* [Do this]
Reproduce all of the data word for word.

## Start

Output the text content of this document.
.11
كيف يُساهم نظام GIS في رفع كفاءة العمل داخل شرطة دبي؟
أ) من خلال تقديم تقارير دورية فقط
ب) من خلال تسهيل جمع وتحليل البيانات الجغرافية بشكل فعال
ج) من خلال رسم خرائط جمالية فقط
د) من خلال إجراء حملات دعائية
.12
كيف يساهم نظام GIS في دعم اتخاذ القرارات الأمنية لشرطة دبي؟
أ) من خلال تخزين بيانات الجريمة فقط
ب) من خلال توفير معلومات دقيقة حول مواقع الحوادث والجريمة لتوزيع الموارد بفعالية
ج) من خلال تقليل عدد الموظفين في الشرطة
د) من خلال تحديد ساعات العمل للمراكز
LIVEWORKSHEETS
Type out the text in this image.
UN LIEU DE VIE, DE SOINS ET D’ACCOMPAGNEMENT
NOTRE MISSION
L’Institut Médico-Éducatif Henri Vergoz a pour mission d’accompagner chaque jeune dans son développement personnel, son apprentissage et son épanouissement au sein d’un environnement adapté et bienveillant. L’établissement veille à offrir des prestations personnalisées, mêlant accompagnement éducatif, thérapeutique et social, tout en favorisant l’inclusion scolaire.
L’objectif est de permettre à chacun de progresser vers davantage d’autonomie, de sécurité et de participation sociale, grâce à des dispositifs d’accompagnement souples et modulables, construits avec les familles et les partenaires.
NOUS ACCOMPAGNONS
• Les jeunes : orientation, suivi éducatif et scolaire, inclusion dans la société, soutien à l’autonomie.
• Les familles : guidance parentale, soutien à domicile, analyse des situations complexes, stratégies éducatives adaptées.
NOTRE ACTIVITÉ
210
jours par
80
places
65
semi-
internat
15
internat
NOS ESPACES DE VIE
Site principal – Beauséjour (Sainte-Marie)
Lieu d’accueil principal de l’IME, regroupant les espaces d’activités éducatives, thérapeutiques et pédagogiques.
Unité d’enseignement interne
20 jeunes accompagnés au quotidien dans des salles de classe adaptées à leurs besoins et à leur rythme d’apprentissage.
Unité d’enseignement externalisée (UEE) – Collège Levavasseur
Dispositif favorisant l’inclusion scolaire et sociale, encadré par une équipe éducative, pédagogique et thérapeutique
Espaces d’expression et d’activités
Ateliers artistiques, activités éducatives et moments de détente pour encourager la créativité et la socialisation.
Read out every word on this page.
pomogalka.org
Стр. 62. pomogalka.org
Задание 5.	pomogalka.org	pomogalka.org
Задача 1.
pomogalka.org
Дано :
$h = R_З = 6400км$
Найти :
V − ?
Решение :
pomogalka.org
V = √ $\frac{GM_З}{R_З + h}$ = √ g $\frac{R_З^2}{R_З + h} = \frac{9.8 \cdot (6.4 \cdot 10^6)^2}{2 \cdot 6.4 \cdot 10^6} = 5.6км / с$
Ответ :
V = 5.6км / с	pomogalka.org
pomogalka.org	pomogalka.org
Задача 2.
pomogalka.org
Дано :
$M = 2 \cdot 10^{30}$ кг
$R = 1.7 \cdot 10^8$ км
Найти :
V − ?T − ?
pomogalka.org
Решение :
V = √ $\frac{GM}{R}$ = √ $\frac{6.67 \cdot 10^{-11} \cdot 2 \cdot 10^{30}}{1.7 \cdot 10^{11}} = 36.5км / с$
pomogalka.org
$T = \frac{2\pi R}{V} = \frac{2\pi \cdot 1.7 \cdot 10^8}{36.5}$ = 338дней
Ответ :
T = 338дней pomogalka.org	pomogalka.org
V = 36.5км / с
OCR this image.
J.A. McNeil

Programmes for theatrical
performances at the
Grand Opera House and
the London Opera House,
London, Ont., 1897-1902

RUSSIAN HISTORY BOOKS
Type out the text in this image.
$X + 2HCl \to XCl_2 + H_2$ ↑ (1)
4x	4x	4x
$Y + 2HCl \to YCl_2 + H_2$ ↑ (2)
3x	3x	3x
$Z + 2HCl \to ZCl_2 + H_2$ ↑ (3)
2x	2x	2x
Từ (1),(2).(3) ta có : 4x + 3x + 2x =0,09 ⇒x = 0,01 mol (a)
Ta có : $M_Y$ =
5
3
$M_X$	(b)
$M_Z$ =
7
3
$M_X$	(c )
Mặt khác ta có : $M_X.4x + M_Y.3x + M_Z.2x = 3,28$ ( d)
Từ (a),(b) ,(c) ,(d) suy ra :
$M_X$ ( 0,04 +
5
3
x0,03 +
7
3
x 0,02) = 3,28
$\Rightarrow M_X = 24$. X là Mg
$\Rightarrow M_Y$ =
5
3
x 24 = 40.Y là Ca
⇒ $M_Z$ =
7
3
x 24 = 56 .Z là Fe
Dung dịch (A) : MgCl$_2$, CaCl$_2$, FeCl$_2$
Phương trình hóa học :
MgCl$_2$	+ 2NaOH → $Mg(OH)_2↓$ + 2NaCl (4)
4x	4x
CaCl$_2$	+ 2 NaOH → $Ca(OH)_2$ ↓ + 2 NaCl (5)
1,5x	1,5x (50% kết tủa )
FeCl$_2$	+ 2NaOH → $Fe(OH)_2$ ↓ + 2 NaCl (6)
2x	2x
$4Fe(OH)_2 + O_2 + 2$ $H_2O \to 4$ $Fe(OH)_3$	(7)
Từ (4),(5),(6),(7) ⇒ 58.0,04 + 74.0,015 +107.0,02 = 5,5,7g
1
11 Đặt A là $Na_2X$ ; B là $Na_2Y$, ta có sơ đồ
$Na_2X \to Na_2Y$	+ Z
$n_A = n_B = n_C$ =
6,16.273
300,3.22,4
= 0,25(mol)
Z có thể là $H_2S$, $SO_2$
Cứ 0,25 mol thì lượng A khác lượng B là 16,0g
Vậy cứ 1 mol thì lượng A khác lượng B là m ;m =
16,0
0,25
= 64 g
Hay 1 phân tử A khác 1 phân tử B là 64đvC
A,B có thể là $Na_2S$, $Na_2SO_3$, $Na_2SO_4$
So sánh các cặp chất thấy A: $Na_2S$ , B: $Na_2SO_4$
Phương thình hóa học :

## End

* [Output for this exercise]
Output the text content of this document.
.11
كيف يُساهم نظام GIS في رفع كفاءة العمل داخل شرطة دبي؟
أ) من خلال تقديم تقارير دورية فقط
ب) من خلال تسهيل جمع وتحليل البيانات الجغرافية بشكل فعال
ج) من خلال رسم خرائط جمالية فقط
د) من خلال إجراء حملات دعائية
.12
كيف يساهم نظام GIS في دعم اتخاذ القرارات الأمنية لشرطة دبي؟
أ) من خلال تخزين بيانات الجريمة فقط
ب) من خلال توفير معلومات دقيقة حول مواقع الحوادث والجريمة لتوزيع الموارد بفعالية
ج) من خلال تقليل عدد الموظفين في الشرطة
د) من خلال تحديد ساعات العمل للمراكز
LIVEWORKSHEETS
Type out the text in this image.
UN LIEU DE VIE, DE SOINS ET D’ACCOMPAGNEMENT
NOTRE MISSION
L’Institut Médico-Éducatif Henri Vergoz a pour mission d’accompagner chaque jeune dans son développement personnel, son apprentissage et son épanouissement au sein d’un environnement adapté et bienveillant. L’établissement veille à offrir des prestations personnalisées, mêlant accompagnement éducatif, thérapeutique et social, tout en favorisant l’inclusion scolaire.
L’objectif est de permettre à chacun de progresser vers davantage d’autonomie, de sécurité et de participation sociale, grâce à des dispositifs d’accompagnement souples et modulables, construits avec les familles et les partenaires.
NOUS ACCOMPAGNONS
• Les jeunes : orientation, suivi éducatif et scolaire, inclusion dans la société, soutien à l’autonomie.
• Les familles : guidance parentale, soutien à domicile, analyse des situations complexes, stratégies éducatives adaptées.
NOTRE ACTIVITÉ
210
jours par
80
places
65
semi-
internat
15
internat
NOS ESPACES DE VIE
Site principal – Beauséjour (Sainte-Marie)
Lieu d’accueil principal de l’IME, regroupant les espaces d’activités éducatives, thérapeutiques et pédagogiques.
Unité d’enseignement interne
20 jeunes accompagnés au quotidien dans des salles de classe adaptées à leurs besoins et à leur rythme d’apprentissage.
Unité d’enseignement externalisée (UEE) – Collège Levavasseur
Dispositif favorisant l’inclusion scolaire et sociale, encadré par une équipe éducative, pédagogique et thérapeutique
Espaces d’expression et d’activités
Ateliers artistiques, activités éducatives et moments de détente pour encourager la créativité et la socialisation.
Read out every word on this page.
pomogalka.org
Стр. 62. pomogalka.org
Задание 5.	pomogalka.org	pomogalka.org
Задача 1.
pomogalka.org
Дано :
$h = R_З = 6400км$
Найти :
V − ?
Решение :
pomogalka.org
V = √ $\frac{GM_З}{R_З + h}$ = √ g $\frac{R_З^2}{R_З + h} = \frac{9.8 \cdot (6.4 \cdot 10^6)^2}{2 \cdot 6.4 \cdot 10^6} = 5.6км / с$
Ответ :
V = 5.6км / с	pomogalka.org
pomogalka.org	pomogalka.org
Задача 2.
pomogalka.org
Дано :
$M = 2 \cdot 10^{30}$ кг
$R = 1.7 \cdot 10^8$ км
Найти :
V − ?T − ?
pomogalka.org
Решение :
V = √ $\frac{GM}{R}$ = √ $\frac{6.67 \cdot 10^{-11} \cdot 2 \cdot 10^{30}}{1.7 \cdot 10^{11}} = 36.5км / с$
pomogalka.org
$T = \frac{2\pi R}{V} = \frac{2\pi \cdot 1.7 \cdot 10^8}{36.5}$ = 338дней
Ответ :
T = 338дней pomogalka.org	pomogalka.org
V = 36.5км / с
OCR this image.
J.A. McNeil

Programmes for theatrical
performances at the
Grand Opera House and
the London Opera House,
London, Ont., 1897-1902

RUSSIAN HISTORY BOOKS
Type out the text in this image.
$X + 2HCl \to XCl_2 + H_2$ ↑ (1)
4x	4x	4x
$Y + 2HCl \to YCl_2 + H_2$ ↑ (2)
3x	3x	3x
$Z + 2HCl \to ZCl_2 + H_2$ ↑ (3)
2x	2x	2x
Từ (1),(2).(3) ta có : 4x + 3x + 2x =0,09 ⇒x = 0,01 mol (a)
Ta có : $M_Y$ =
5
3
$M_X$	(b)
$M_Z$ =
7
3
$M_X$	(c )
Mặt khác ta có : $M_X.4x + M_Y.3x + M_Z.2x = 3,28$ ( d)
Từ (a),(b) ,(c) ,(d) suy ra :
$M_X$ ( 0,04 +
5
3
x0,03 +
7
3
x 0,02) = 3,28
$\Rightarrow M_X = 24$. X là Mg
$\Rightarrow M_Y$ =
5
3
x 24 = 40.Y là Ca
⇒ $M_Z$ =
7
3
x 24 = 56 .Z là Fe
Dung dịch (A) : MgCl$_2$, CaCl$_2$, FeCl$_2$
Phương trình hóa học :
MgCl$_2$	+ 2NaOH → $Mg(OH)_2↓$ + 2NaCl (4)
4x	4x
CaCl$_2$	+ 2 NaOH → $Ca(OH)_2$ ↓ + 2 NaCl (5)
1,5x	1,5x (50% kết tủa )
FeCl$_2$	+ 2NaOH → $Fe(OH)_2$ ↓ + 2 NaCl (6)
2x	2x
$4Fe(OH)_2 + O_2 + 2$ $H_2O \to 4$ $Fe(OH)_3$	(7)
Từ (4),(5),(6),(7) ⇒ 58.0,04 + 74.0,015 +107.0,02 = 5,5,7g
1
11 Đặt A là $Na_2X$ ; B là $Na_2Y$, ta có sơ đồ
$Na_2X \to Na_2Y$	+ Z
$n_A = n_B = n_C$ =
6,16.273
300,3.22,4
= 0,25(mol)
Z có thể là $H_2S$, $SO_2$
Cứ 0,25 mol thì lượng A khác lượng B là 16,0g
Vậy cứ 1 mol thì lượng A khác lượng B là m ;m =
16,0
0,25
= 64 g
Hay 1 phân tử A khác 1 phân tử B là 64đvC
A,B có thể là $Na_2S$, $Na_2SO_3$, $Na_2SO_4$
So sánh các cặp chất thấy A: $Na_2S$ , B: $Na_2SO_4$
Phương thình hóa học :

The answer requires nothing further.